Saved entries:
[Start]
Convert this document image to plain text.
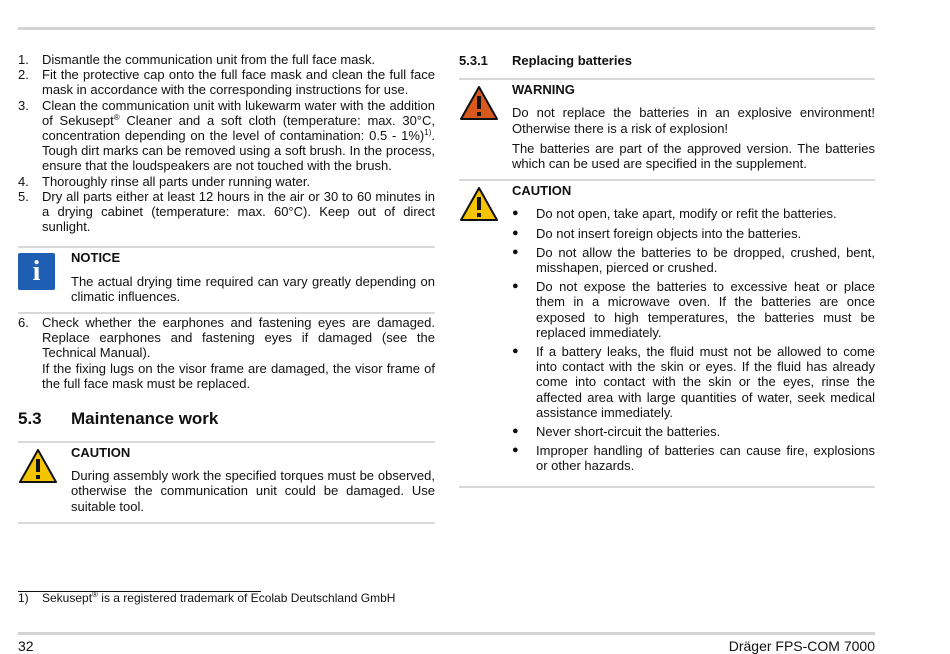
1.	Dismantle the communication unit from the full face mask.
2.	Fit the protective cap onto the full face mask and clean the full face mask in accordance with the corresponding instructions for use.
3.	Clean the communication unit with lukewarm water with the addition of Sekusept® Cleaner and a soft cloth (temperature: max. 30°C, concentration depending on the level of contamination: 0.5 - 1%)$^{1)}$. Tough dirt marks can be removed using a soft brush. In the process, ensure that the loudspeakers are not touched with the brush.
4.	Thoroughly rinse all parts under running water.
5.	Dry all parts either at least 12 hours in the air or 30 to 60 minutes in a drying cabinet (temperature: max. 60°C). Keep out of direct sunlight.
i	NOTICE
The actual drying time required can vary greatly depending on climatic influences.
6.	Check whether the earphones and fastening eyes are damaged. Replace earphones and fastening eyes if damaged (see the Technical Manual).
If the fixing lugs on the visor frame are damaged, the visor frame of the full face mask must be replaced.
5.3	Maintenance work
CAUTION
During assembly work the specified torques must be observed, otherwise the communication unit could be damaged. Use suitable tool.
5.3.1	Replacing batteries
WARNING
Do not replace the batteries in an explosive environment! Otherwise there is a risk of explosion!
The batteries are part of the approved version. The batteries which can be used are specified in the supplement.
CAUTION
●	Do not open, take apart, modify or refit the batteries.
●	Do not insert foreign objects into the batteries.
●	Do not allow the batteries to be dropped, crushed, bent, misshapen, pierced or crushed.
●	Do not expose the batteries to excessive heat or place them in a microwave oven. If the batteries are once exposed to high temperatures, the batteries must be replaced immediately.
●	If a battery leaks, the fluid must not be allowed to come into contact with the skin or eyes. If the fluid has already come into contact with the skin or the eyes, rinse the affected area with large quantities of water, seek medical assistance immediately.
●	Never short-circuit the batteries.
●	Improper handling of batteries can cause fire, explosions or other hazards.
1)	Sekusept® is a registered trademark of Ecolab Deutschland GmbH
32	Dräger FPS-COM 7000
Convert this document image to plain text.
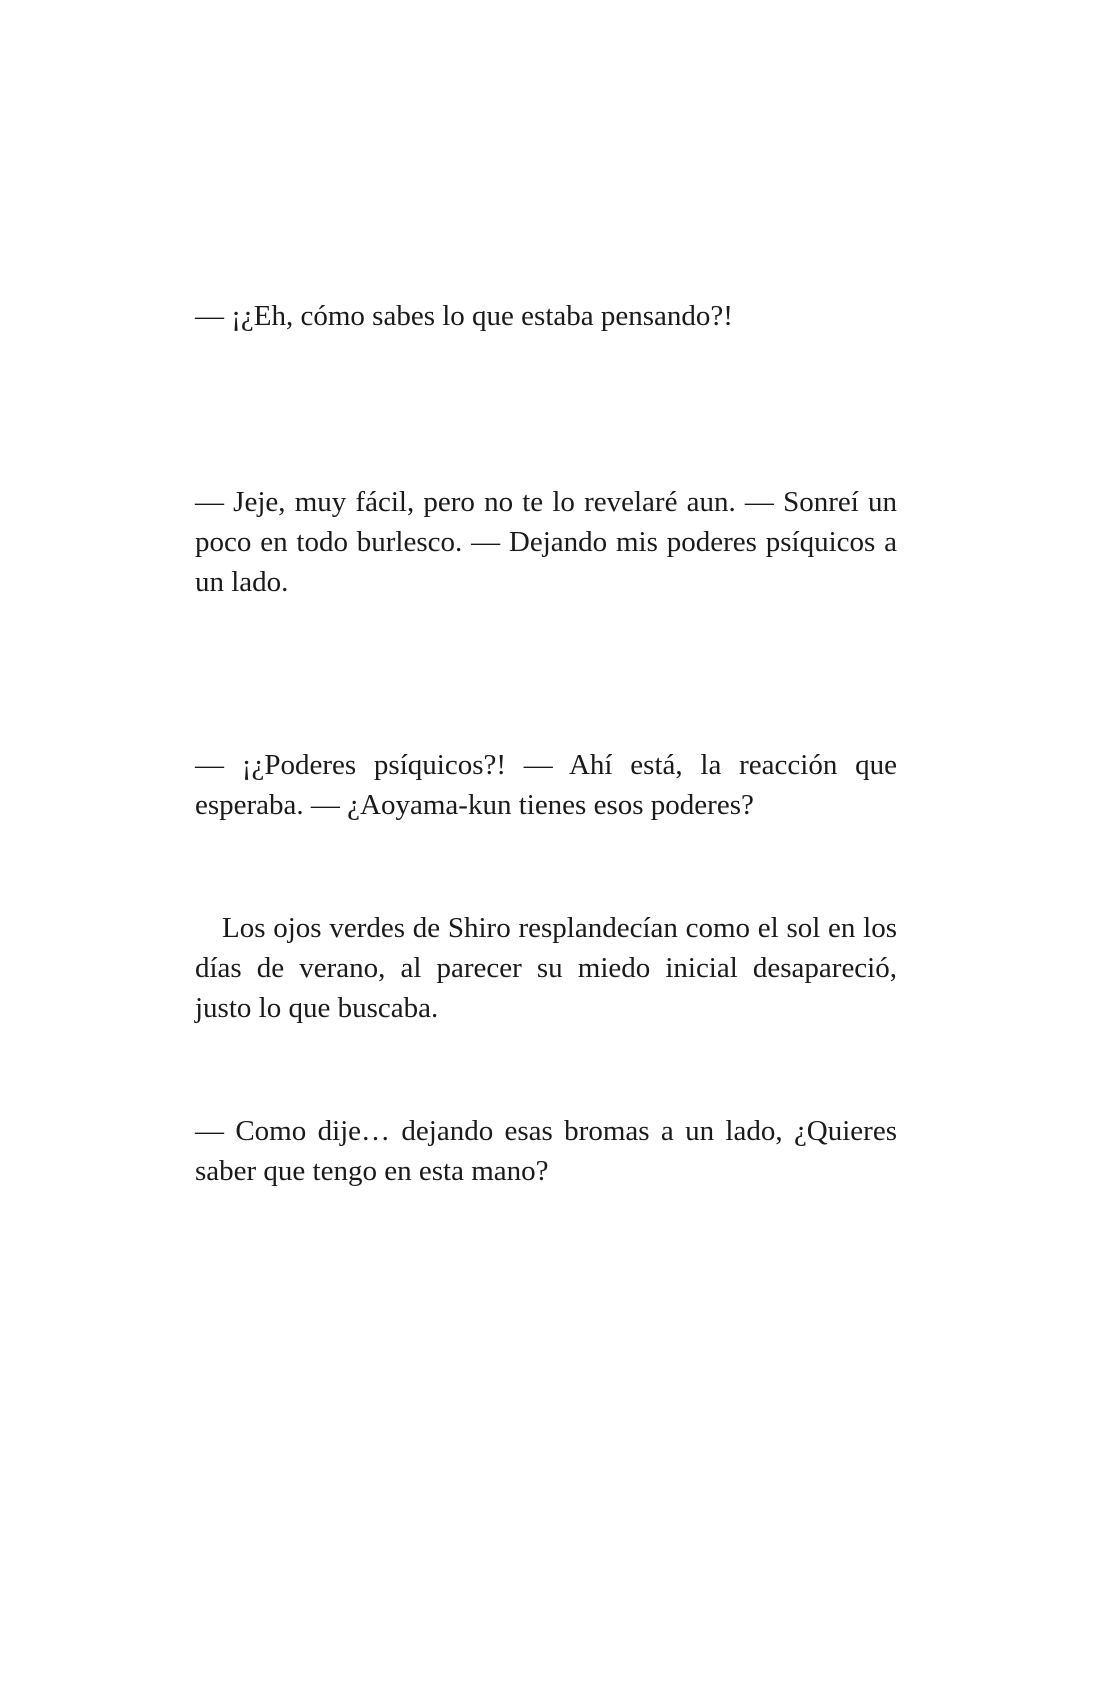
— ¡¿Eh, cómo sabes lo que estaba pensando?!

— Jeje, muy fácil, pero no te lo revelaré aun. — Sonreí un poco en todo burlesco. — Dejando mis poderes psíquicos a un lado.

— ¡¿Poderes psíquicos?! — Ahí está, la reacción que esperaba. — ¿Aoyama-kun tienes esos poderes?

Los ojos verdes de Shiro resplandecían como el sol en los días de verano, al parecer su miedo inicial desapareció, justo lo que buscaba.

— Como dije… dejando esas bromas a un lado, ¿Quieres saber que tengo en esta mano?
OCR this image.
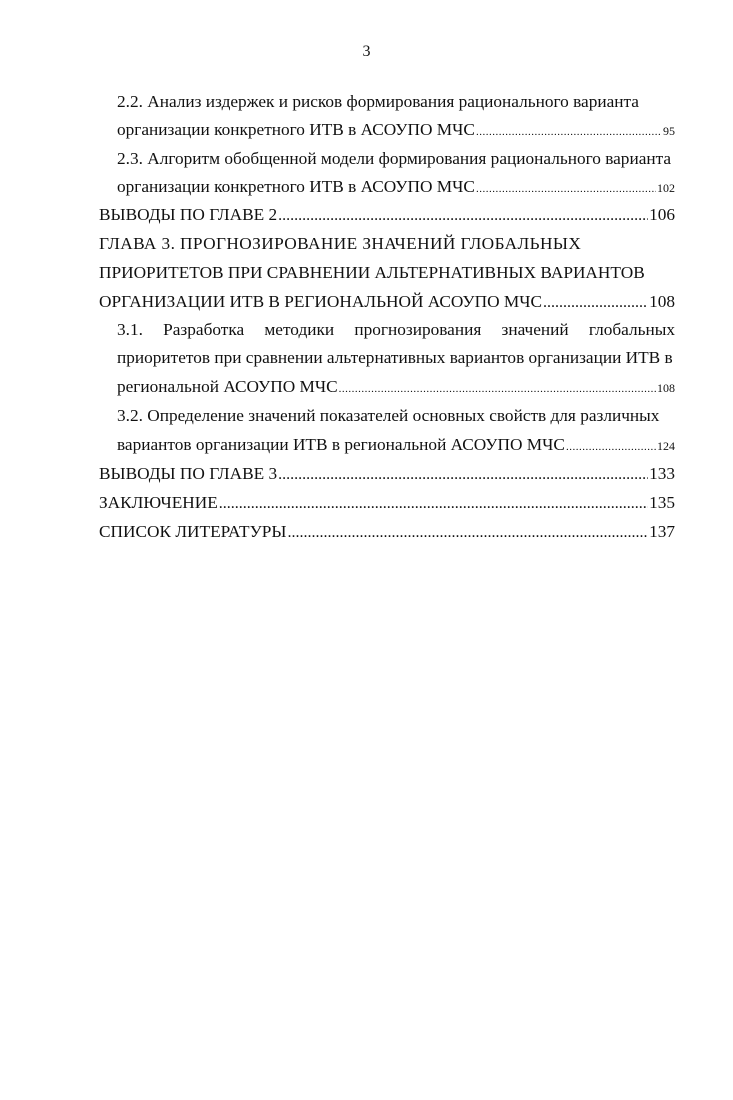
3
2.2. Анализ издержек и рисков формирования рационального варианта
организации конкретного ИТВ в АСОУПО МЧС .....	95
2.3. Алгоритм обобщенной модели формирования рационального варианта
организации конкретного ИТВ в АСОУПО МЧС .....	102
ВЫВОДЫ ПО ГЛАВЕ 2 .....	106
ГЛАВА 3. ПРОГНОЗИРОВАНИЕ ЗНАЧЕНИЙ ГЛОБАЛЬНЫХ
ПРИОРИТЕТОВ ПРИ СРАВНЕНИИ АЛЬТЕРНАТИВНЫХ ВАРИАНТОВ
ОРГАНИЗАЦИИ ИТВ В РЕГИОНАЛЬНОЙ АСОУПО МЧС .....	108
3.1. Разработка методики прогнозирования значений глобальных
приоритетов при сравнении альтернативных вариантов организации ИТВ в
региональной АСОУПО МЧС .....	108
3.2. Определение значений показателей основных свойств для различных
вариантов организации ИТВ в региональной АСОУПО МЧС .....	124
ВЫВОДЫ ПО ГЛАВЕ 3 .....	133
ЗАКЛЮЧЕНИЕ .....	135
СПИСОК ЛИТЕРАТУРЫ .....	137
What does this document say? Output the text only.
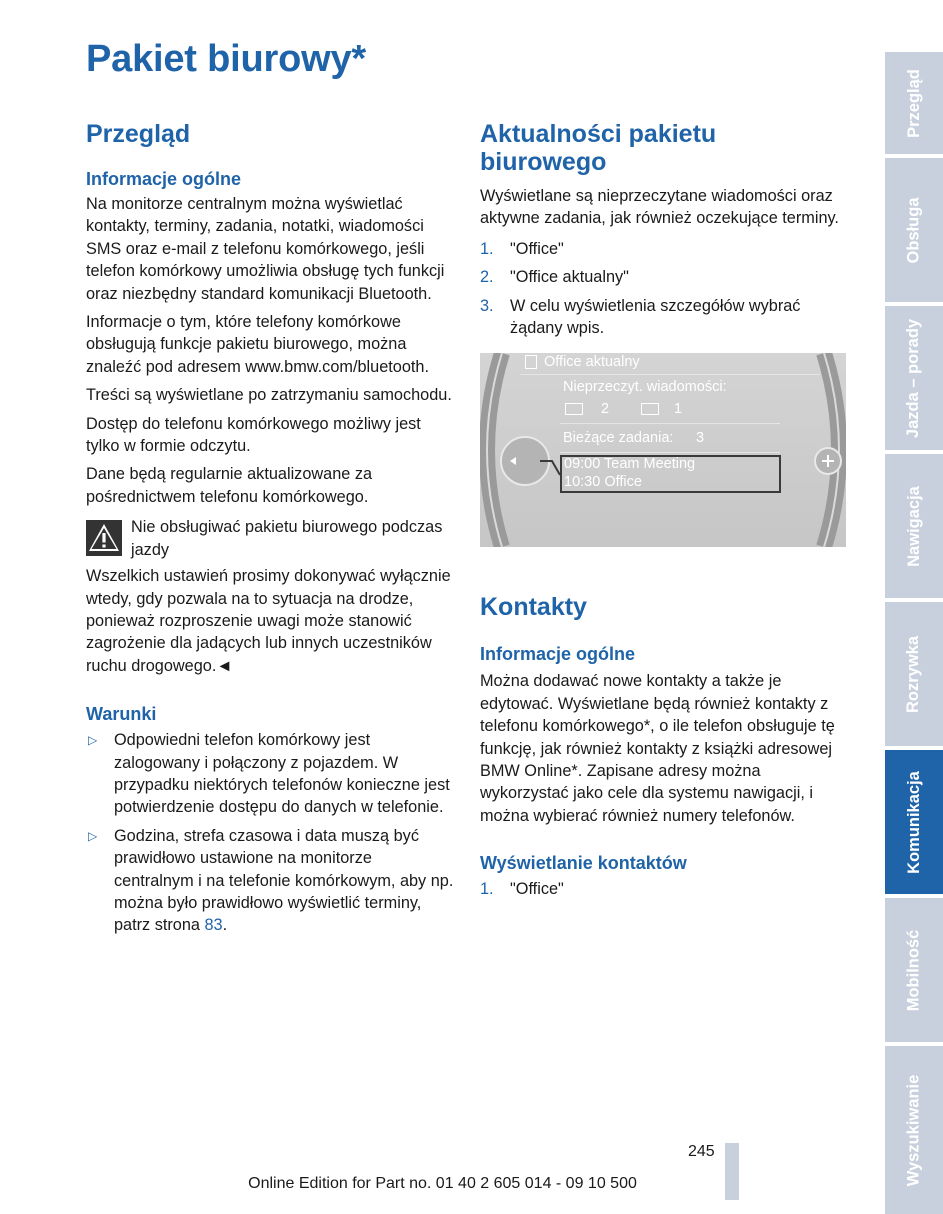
Pakiet biurowy*
Przegląd
Informacje ogólne

Na monitorze centralnym można wyświetlać kontakty, terminy, zadania, notatki, wiadomości SMS oraz e-mail z telefonu komórkowego, jeśli telefon komórkowy umożliwia obsługę tych funkcji oraz niezbędny standard komunikacji Bluetooth.

Informacje o tym, które telefony komórkowe obsługują funkcje pakietu biurowego, można znaleźć pod adresem www.bmw.com/bluetooth.

Treści są wyświetlane po zatrzymaniu samochodu.

Dostęp do telefonu komórkowego możliwy jest tylko w formie odczytu.

Dane będą regularnie aktualizowane za pośrednictwem telefonu komórkowego.

Nie obsługiwać pakietu biurowego podczas jazdy

Wszelkich ustawień prosimy dokonywać wyłącznie wtedy, gdy pozwala na to sytuacja na drodze, ponieważ rozproszenie uwagi może stanowić zagrożenie dla jadących lub innych uczestników ruchu drogowego.◄

Warunki
▷	Odpowiedni telefon komórkowy jest zalogowany i połączony z pojazdem. W przypadku niektórych telefonów konieczne jest potwierdzenie dostępu do danych w telefonie.
▷	Godzina, strefa czasowa i data muszą być prawidłowo ustawione na monitorze centralnym i na telefonie komórkowym, aby np. można było prawidłowo wyświetlić terminy, patrz strona 83.
Aktualności pakietu biurowego

Wyświetlane są nieprzeczytane wiadomości oraz aktywne zadania, jak również oczekujące terminy.

1.	"Office"
2.	"Office aktualny"
3.	W celu wyświetlenia szczegółów wybrać żądany wpis.
Office aktualny
Nieprzeczyt. wiadomości:
2	1
Bieżące zadania: 3
09:00 Team Meeting
10:30 Office
Kontakty
Informacje ogólne

Można dodawać nowe kontakty a także je edytować. Wyświetlane będą również kontakty z telefonu komórkowego*, o ile telefon obsługuje tę funkcję, jak również kontakty z książki adresowej BMW Online*. Zapisane adresy można wykorzystać jako cele dla systemu nawigacji, i można wybierać również numery telefonów.

Wyświetlanie kontaktów
1.	"Office"
Przegląd
Obsługa
Jazda – porady
Nawigacja
Rozrywka
Komunikacja
Mobilność
Wyszukiwanie
245
Online Edition for Part no. 01 40 2 605 014 - 09 10 500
[End]
#### [TASK]
Generate a word-for-word copy of the preceding records, excluding all pictures.

#### [ANSWER]
Convert this document image to plain text.
1.	Dismantle the communication unit from the full face mask.
2.	Fit the protective cap onto the full face mask and clean the full face mask in accordance with the corresponding instructions for use.
3.	Clean the communication unit with lukewarm water with the addition of Sekusept® Cleaner and a soft cloth (temperature: max. 30°C, concentration depending on the level of contamination: 0.5 - 1%)$^{1)}$. Tough dirt marks can be removed using a soft brush. In the process, ensure that the loudspeakers are not touched with the brush.
4.	Thoroughly rinse all parts under running water.
5.	Dry all parts either at least 12 hours in the air or 30 to 60 minutes in a drying cabinet (temperature: max. 60°C). Keep out of direct sunlight.
i	NOTICE
The actual drying time required can vary greatly depending on climatic influences.
6.	Check whether the earphones and fastening eyes are damaged. Replace earphones and fastening eyes if damaged (see the Technical Manual).
If the fixing lugs on the visor frame are damaged, the visor frame of the full face mask must be replaced.
5.3	Maintenance work
CAUTION
During assembly work the specified torques must be observed, otherwise the communication unit could be damaged. Use suitable tool.
5.3.1	Replacing batteries
WARNING
Do not replace the batteries in an explosive environment! Otherwise there is a risk of explosion!
The batteries are part of the approved version. The batteries which can be used are specified in the supplement.
CAUTION
●	Do not open, take apart, modify or refit the batteries.
●	Do not insert foreign objects into the batteries.
●	Do not allow the batteries to be dropped, crushed, bent, misshapen, pierced or crushed.
●	Do not expose the batteries to excessive heat or place them in a microwave oven. If the batteries are once exposed to high temperatures, the batteries must be replaced immediately.
●	If a battery leaks, the fluid must not be allowed to come into contact with the skin or eyes. If the fluid has already come into contact with the skin or the eyes, rinse the affected area with large quantities of water, seek medical assistance immediately.
●	Never short-circuit the batteries.
●	Improper handling of batteries can cause fire, explosions or other hazards.
1)	Sekusept® is a registered trademark of Ecolab Deutschland GmbH
32	Dräger FPS-COM 7000
Convert this document image to plain text.
— ¡¿Eh, cómo sabes lo que estaba pensando?!

— Jeje, muy fácil, pero no te lo revelaré aun. — Sonreí un poco en todo burlesco. — Dejando mis poderes psíquicos a un lado.

— ¡¿Poderes psíquicos?! — Ahí está, la reacción que esperaba. — ¿Aoyama-kun tienes esos poderes?

Los ojos verdes de Shiro resplandecían como el sol en los días de verano, al parecer su miedo inicial desapareció, justo lo que buscaba.

— Como dije… dejando esas bromas a un lado, ¿Quieres saber que tengo en esta mano?
OCR this image.
3
2.2. Анализ издержек и рисков формирования рационального варианта
организации конкретного ИТВ в АСОУПО МЧС .....	95
2.3. Алгоритм обобщенной модели формирования рационального варианта
организации конкретного ИТВ в АСОУПО МЧС .....	102
ВЫВОДЫ ПО ГЛАВЕ 2 .....	106
ГЛАВА 3. ПРОГНОЗИРОВАНИЕ ЗНАЧЕНИЙ ГЛОБАЛЬНЫХ
ПРИОРИТЕТОВ ПРИ СРАВНЕНИИ АЛЬТЕРНАТИВНЫХ ВАРИАНТОВ
ОРГАНИЗАЦИИ ИТВ В РЕГИОНАЛЬНОЙ АСОУПО МЧС .....	108
3.1. Разработка методики прогнозирования значений глобальных
приоритетов при сравнении альтернативных вариантов организации ИТВ в
региональной АСОУПО МЧС .....	108
3.2. Определение значений показателей основных свойств для различных
вариантов организации ИТВ в региональной АСОУПО МЧС .....	124
ВЫВОДЫ ПО ГЛАВЕ 3 .....	133
ЗАКЛЮЧЕНИЕ .....	135
СПИСОК ЛИТЕРАТУРЫ .....	137
What does this document say? Output the text only.
Pakiet biurowy*
Przegląd
Informacje ogólne

Na monitorze centralnym można wyświetlać kontakty, terminy, zadania, notatki, wiadomości SMS oraz e-mail z telefonu komórkowego, jeśli telefon komórkowy umożliwia obsługę tych funkcji oraz niezbędny standard komunikacji Bluetooth.

Informacje o tym, które telefony komórkowe obsługują funkcje pakietu biurowego, można znaleźć pod adresem www.bmw.com/bluetooth.

Treści są wyświetlane po zatrzymaniu samochodu.

Dostęp do telefonu komórkowego możliwy jest tylko w formie odczytu.

Dane będą regularnie aktualizowane za pośrednictwem telefonu komórkowego.

Nie obsługiwać pakietu biurowego podczas jazdy

Wszelkich ustawień prosimy dokonywać wyłącznie wtedy, gdy pozwala na to sytuacja na drodze, ponieważ rozproszenie uwagi może stanowić zagrożenie dla jadących lub innych uczestników ruchu drogowego.◄

Warunki
▷	Odpowiedni telefon komórkowy jest zalogowany i połączony z pojazdem. W przypadku niektórych telefonów konieczne jest potwierdzenie dostępu do danych w telefonie.
▷	Godzina, strefa czasowa i data muszą być prawidłowo ustawione na monitorze centralnym i na telefonie komórkowym, aby np. można było prawidłowo wyświetlić terminy, patrz strona 83.
Aktualności pakietu biurowego

Wyświetlane są nieprzeczytane wiadomości oraz aktywne zadania, jak również oczekujące terminy.

1.	"Office"
2.	"Office aktualny"
3.	W celu wyświetlenia szczegółów wybrać żądany wpis.
Office aktualny
Nieprzeczyt. wiadomości:
2	1
Bieżące zadania: 3
09:00 Team Meeting
10:30 Office
Kontakty
Informacje ogólne

Można dodawać nowe kontakty a także je edytować. Wyświetlane będą również kontakty z telefonu komórkowego*, o ile telefon obsługuje tę funkcję, jak również kontakty z książki adresowej BMW Online*. Zapisane adresy można wykorzystać jako cele dla systemu nawigacji, i można wybierać również numery telefonów.

Wyświetlanie kontaktów
1.	"Office"
Przegląd
Obsługa
Jazda – porady
Nawigacja
Rozrywka
Komunikacja
Mobilność
Wyszukiwanie
245
Online Edition for Part no. 01 40 2 605 014 - 09 10 500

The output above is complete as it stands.